═════ RECORDS PROVIDED ═════

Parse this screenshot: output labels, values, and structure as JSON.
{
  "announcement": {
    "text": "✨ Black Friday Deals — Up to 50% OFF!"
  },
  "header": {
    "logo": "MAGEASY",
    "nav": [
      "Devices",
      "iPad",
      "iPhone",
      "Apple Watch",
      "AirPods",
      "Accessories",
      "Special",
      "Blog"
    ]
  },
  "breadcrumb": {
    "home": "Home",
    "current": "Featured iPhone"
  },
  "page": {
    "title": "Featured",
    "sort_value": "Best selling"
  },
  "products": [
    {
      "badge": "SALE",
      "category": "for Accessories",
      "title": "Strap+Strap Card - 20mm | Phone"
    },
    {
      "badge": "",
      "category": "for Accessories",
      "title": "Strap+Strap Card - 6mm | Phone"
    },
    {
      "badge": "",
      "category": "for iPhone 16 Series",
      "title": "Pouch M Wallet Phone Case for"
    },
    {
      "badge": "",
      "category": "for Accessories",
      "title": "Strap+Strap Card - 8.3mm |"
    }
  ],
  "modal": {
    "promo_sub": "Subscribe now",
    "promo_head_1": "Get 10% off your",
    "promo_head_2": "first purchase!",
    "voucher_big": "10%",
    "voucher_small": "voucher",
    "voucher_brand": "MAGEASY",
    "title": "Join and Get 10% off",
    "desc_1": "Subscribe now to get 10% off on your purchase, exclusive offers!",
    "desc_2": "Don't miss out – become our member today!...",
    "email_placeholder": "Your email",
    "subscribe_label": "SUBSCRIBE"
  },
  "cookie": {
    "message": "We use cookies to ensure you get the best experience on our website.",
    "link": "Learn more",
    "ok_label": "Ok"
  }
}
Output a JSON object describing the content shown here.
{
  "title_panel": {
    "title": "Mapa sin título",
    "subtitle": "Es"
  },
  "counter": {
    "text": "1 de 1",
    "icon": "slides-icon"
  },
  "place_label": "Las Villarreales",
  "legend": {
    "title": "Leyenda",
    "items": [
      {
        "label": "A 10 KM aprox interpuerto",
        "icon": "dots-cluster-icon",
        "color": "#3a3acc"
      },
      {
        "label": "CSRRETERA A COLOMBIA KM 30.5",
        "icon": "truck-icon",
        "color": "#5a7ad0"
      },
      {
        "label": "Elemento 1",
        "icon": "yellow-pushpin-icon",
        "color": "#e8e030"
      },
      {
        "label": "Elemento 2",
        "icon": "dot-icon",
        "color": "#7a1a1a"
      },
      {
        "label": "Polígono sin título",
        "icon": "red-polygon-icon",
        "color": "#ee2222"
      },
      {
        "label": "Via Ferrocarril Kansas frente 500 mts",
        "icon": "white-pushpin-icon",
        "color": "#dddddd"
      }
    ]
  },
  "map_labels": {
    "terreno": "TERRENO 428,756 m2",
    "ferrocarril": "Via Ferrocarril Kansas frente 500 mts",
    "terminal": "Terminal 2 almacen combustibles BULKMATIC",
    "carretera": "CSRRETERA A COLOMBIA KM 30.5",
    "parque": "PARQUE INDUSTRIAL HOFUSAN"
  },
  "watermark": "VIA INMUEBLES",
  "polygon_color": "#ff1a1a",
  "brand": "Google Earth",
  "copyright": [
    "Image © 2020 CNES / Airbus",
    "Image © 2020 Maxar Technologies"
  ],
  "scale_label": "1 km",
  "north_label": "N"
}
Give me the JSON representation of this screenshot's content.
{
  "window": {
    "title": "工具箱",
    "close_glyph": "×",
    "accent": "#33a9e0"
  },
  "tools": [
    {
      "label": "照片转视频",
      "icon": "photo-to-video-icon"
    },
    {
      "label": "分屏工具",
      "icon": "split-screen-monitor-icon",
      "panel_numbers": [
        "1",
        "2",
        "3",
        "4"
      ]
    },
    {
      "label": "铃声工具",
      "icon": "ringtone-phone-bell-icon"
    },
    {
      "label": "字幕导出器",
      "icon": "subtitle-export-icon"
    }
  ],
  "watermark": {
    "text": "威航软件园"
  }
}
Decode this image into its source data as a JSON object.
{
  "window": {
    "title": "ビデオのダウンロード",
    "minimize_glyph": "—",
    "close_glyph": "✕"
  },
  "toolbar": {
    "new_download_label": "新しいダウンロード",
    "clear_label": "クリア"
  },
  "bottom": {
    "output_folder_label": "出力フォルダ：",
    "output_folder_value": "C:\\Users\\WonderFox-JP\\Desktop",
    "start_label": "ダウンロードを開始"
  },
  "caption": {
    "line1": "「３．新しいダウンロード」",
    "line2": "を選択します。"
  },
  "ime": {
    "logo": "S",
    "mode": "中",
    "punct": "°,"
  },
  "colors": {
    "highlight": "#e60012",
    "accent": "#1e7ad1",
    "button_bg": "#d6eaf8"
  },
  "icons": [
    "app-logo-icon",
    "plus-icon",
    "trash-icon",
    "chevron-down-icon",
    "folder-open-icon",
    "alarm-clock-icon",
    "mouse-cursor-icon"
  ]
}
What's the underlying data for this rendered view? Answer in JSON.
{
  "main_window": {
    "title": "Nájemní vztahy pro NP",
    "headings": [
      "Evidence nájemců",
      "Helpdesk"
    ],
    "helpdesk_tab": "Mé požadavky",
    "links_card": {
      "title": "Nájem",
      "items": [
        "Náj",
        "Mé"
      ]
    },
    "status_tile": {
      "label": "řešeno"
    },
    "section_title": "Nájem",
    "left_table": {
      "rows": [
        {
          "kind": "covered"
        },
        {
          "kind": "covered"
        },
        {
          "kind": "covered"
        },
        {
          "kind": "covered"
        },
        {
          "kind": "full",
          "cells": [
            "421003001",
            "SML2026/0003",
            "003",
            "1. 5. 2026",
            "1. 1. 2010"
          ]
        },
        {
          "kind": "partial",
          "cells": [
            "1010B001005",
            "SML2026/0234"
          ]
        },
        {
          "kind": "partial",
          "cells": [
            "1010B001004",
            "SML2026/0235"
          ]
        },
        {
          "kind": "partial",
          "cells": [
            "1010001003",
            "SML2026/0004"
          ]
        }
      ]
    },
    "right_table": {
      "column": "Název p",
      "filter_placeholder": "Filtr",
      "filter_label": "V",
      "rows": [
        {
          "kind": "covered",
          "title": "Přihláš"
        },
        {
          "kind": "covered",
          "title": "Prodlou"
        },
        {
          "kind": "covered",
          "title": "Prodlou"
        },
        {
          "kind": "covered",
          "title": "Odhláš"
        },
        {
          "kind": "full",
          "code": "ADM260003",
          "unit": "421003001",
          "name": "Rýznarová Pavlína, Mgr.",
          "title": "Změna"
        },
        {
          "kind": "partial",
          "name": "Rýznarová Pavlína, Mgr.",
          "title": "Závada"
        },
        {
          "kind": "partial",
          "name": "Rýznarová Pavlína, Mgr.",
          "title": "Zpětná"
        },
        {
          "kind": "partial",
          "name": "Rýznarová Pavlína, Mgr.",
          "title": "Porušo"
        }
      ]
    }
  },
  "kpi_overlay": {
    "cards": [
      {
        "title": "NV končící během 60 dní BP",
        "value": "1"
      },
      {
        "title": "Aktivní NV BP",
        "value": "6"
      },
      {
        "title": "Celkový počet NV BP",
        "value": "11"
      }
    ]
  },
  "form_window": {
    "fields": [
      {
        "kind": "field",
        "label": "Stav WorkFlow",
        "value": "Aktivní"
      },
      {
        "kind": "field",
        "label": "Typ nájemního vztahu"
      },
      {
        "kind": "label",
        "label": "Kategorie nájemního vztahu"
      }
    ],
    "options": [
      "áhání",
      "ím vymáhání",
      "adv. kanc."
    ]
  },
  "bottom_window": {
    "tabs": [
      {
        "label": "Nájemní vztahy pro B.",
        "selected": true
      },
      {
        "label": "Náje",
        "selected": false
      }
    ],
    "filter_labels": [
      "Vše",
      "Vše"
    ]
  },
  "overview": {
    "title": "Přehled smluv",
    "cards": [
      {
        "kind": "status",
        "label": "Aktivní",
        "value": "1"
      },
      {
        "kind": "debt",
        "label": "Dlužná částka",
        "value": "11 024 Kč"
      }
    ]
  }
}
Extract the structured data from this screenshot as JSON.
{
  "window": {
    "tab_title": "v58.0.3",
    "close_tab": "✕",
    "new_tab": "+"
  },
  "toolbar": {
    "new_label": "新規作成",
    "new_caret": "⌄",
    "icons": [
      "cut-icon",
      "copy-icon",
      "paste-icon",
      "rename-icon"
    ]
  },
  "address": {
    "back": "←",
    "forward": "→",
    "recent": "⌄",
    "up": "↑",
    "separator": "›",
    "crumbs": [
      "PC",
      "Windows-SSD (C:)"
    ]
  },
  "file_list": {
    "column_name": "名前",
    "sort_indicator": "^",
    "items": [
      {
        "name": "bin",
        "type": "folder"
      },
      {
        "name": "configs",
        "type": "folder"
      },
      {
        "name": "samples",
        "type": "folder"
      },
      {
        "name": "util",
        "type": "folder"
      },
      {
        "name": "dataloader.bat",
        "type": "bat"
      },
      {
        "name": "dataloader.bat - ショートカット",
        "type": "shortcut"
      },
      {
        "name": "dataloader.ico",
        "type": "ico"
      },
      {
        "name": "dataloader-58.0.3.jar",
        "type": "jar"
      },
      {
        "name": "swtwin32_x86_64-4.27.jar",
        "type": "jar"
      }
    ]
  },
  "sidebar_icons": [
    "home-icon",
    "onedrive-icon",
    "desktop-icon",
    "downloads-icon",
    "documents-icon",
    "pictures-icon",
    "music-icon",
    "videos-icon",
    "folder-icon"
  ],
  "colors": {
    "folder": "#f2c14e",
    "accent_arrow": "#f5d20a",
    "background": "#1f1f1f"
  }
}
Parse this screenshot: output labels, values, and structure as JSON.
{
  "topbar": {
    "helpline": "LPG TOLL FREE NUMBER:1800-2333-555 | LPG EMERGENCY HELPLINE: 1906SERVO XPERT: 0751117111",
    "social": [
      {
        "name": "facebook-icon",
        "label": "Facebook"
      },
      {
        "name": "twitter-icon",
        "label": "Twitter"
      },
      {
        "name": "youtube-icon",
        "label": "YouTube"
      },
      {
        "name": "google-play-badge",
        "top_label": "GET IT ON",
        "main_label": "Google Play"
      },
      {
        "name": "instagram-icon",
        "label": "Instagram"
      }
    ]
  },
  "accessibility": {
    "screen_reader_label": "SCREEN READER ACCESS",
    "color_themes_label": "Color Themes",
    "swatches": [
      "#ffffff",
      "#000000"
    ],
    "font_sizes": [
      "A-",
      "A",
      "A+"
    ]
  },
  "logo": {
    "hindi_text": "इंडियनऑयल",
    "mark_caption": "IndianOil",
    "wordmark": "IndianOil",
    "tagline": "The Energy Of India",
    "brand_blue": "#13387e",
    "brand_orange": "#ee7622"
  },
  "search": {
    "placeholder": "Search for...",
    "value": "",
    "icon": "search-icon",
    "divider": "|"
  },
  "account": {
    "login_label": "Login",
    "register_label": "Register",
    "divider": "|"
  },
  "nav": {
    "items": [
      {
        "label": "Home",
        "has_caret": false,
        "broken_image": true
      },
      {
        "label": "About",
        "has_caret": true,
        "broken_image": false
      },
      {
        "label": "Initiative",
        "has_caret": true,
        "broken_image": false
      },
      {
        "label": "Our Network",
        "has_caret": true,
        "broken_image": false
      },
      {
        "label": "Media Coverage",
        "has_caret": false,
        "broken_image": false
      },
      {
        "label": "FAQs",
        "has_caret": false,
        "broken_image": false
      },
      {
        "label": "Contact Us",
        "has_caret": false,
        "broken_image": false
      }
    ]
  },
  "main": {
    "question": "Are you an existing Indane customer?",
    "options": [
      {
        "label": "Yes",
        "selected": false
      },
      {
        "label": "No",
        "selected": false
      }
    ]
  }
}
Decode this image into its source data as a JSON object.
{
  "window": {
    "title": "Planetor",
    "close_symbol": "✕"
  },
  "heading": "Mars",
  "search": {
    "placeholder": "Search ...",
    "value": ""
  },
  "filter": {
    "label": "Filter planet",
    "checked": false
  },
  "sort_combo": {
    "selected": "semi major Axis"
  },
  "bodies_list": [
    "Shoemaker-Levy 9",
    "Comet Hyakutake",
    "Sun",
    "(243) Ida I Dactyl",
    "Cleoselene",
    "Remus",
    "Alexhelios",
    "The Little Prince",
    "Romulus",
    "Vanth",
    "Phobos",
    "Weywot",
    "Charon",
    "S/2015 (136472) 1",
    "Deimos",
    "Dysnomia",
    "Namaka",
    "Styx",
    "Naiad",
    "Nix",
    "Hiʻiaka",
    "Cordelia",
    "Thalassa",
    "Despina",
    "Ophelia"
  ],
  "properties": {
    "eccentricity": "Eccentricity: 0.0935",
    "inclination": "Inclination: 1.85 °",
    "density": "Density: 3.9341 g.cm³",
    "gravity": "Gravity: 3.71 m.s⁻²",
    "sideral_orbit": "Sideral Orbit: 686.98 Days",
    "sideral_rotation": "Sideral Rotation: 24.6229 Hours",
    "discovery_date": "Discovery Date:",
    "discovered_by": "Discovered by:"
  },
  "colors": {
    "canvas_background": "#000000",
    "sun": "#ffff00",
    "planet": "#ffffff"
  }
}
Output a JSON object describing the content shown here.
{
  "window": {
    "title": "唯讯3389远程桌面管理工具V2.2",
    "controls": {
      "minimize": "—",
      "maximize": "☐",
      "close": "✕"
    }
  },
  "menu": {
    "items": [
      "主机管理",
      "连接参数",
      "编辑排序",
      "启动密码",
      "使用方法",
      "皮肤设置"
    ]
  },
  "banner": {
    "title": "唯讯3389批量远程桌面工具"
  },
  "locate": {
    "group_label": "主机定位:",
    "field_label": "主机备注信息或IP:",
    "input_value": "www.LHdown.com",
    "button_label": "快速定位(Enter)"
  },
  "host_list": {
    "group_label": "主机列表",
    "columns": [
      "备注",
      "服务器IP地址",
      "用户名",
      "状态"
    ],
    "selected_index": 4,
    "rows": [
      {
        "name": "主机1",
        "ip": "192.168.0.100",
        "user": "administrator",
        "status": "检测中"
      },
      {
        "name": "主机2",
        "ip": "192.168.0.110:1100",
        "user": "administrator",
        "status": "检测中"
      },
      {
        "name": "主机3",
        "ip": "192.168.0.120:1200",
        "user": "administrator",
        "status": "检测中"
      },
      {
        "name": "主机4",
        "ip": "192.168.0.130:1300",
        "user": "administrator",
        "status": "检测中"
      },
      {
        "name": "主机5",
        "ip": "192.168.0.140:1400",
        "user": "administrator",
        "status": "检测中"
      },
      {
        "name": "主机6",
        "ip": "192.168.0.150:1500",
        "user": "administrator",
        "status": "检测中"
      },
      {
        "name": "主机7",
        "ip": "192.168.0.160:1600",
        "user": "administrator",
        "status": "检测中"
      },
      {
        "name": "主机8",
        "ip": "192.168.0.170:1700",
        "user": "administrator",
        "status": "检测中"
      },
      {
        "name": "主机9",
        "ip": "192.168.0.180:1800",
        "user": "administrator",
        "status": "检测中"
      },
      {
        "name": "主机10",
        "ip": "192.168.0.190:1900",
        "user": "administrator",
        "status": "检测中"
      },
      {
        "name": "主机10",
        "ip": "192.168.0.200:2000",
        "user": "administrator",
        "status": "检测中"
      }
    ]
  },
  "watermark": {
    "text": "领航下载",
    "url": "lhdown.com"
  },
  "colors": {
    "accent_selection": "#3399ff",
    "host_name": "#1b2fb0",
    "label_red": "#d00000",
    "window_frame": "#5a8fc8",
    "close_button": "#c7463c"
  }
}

═════

**TASK BRIEF**
Say how many lines in the records hold the string "frente", and say nothing else.

**FINAL ANSWER**
2